## [REQUIREMENTS]
In the entries, find all lines that hold the word "власти" and copy them.

## [DATA ROWS]
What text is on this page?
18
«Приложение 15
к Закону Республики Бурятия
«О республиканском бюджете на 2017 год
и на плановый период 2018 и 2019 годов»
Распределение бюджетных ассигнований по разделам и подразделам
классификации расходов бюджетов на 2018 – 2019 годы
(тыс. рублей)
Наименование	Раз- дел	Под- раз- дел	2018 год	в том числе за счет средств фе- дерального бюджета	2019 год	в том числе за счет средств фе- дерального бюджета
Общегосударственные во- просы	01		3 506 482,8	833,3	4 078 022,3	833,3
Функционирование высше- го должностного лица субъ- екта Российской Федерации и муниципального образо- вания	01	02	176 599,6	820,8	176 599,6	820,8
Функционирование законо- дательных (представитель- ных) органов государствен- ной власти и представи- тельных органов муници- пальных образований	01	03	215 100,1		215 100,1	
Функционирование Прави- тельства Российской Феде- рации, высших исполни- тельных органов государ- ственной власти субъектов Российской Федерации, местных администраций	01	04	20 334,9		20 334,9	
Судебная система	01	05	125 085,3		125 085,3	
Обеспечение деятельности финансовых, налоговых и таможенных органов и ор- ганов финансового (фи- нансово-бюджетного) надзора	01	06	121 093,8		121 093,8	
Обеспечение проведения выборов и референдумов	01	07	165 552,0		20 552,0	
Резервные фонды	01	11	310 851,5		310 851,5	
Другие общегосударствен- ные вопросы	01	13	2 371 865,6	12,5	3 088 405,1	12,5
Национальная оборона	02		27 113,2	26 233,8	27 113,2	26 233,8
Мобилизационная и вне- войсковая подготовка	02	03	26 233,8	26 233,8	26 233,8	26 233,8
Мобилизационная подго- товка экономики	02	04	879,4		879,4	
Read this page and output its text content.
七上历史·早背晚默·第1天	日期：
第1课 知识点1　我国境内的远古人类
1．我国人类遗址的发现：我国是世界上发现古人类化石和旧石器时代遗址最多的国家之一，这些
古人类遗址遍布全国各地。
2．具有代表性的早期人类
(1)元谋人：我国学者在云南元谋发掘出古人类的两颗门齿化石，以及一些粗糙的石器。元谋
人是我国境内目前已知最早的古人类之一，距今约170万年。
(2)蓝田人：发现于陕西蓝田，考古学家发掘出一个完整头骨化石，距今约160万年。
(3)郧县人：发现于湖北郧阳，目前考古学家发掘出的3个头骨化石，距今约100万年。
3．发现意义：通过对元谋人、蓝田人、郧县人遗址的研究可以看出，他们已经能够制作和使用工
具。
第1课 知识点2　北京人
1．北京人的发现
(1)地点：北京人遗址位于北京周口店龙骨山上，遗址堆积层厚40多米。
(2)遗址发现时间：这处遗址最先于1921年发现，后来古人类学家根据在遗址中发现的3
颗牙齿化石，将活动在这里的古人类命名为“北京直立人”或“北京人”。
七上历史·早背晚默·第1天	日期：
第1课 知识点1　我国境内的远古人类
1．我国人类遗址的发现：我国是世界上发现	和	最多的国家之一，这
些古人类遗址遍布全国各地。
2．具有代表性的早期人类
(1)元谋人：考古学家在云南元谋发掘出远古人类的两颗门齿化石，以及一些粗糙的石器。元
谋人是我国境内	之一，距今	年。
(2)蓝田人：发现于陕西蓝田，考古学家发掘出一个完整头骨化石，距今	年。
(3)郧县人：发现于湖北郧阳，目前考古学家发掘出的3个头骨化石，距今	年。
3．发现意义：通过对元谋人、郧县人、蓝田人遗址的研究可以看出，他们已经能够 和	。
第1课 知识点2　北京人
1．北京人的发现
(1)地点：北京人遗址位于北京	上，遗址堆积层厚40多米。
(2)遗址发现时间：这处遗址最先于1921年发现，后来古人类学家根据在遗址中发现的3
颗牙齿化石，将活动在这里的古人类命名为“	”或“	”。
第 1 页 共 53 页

## [OUTPUT OF THE TASK]
Функционирование законо- дательных (представитель- ных) органов государствен- ной власти и представи- тельных органов муници- пальных образований	01	03	215 100,1		215 100,1	
Функционирование Прави- тельства Российской Феде- рации, высших исполни- тельных органов государ- ственной власти субъектов Российской Федерации, местных администраций	01	04	20 334,9		20 334,9	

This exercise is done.